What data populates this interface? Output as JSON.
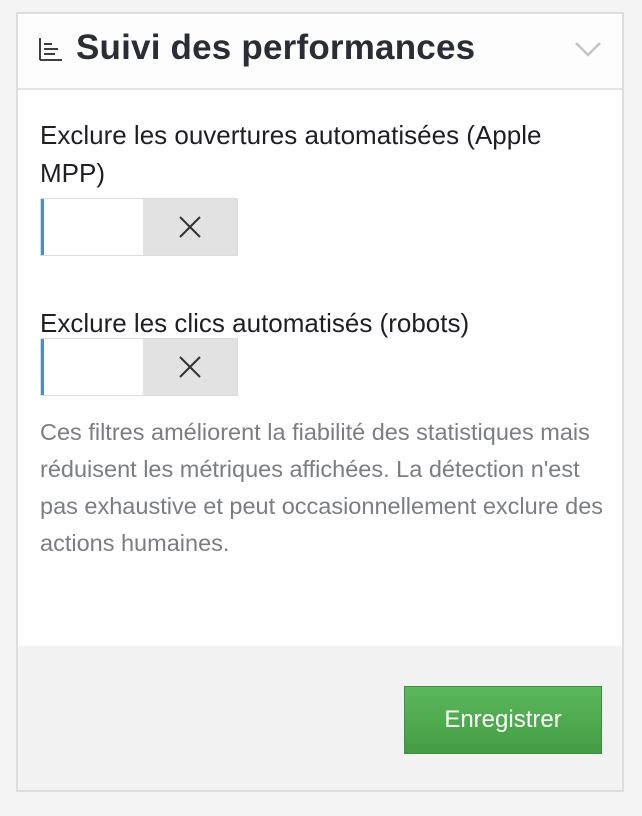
{
  "panel": {
    "title": "Suivi des performances",
    "title_icon": "bar-chart-icon",
    "collapse_icon": "chevron-down-icon"
  },
  "fields": {
    "apple_mpp": {
      "label": "Exclure les ouvertures automatisées (Apple MPP)",
      "toggle_state": "off",
      "off_icon": "close-icon"
    },
    "bots": {
      "label": "Exclure les clics automatisés (robots)",
      "toggle_state": "off",
      "off_icon": "close-icon"
    }
  },
  "help_text": "Ces filtres améliorent la fiabilité des statistiques mais réduisent les métriques affichées. La détection n'est pas exhaustive et peut occasionnellement exclure des actions humaines.",
  "footer": {
    "save_label": "Enregistrer"
  },
  "colors": {
    "save_button": "#4cae4c",
    "toggle_off_bg": "#e2e2e2",
    "focus_accent": "#4a8ec9"
  }
}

= What you are asked to do =
Copy the material exactly. Do not include the pictures.

= Problem solution =
What data populates this interface? Output as JSON.
{
  "panel": {
    "title": "Suivi des performances",
    "title_icon": "bar-chart-icon",
    "collapse_icon": "chevron-down-icon"
  },
  "fields": {
    "apple_mpp": {
      "label": "Exclure les ouvertures automatisées (Apple MPP)",
      "toggle_state": "off",
      "off_icon": "close-icon"
    },
    "bots": {
      "label": "Exclure les clics automatisés (robots)",
      "toggle_state": "off",
      "off_icon": "close-icon"
    }
  },
  "help_text": "Ces filtres améliorent la fiabilité des statistiques mais réduisent les métriques affichées. La détection n'est pas exhaustive et peut occasionnellement exclure des actions humaines.",
  "footer": {
    "save_label": "Enregistrer"
  },
  "colors": {
    "save_button": "#4cae4c",
    "toggle_off_bg": "#e2e2e2",
    "focus_accent": "#4a8ec9"
  }
}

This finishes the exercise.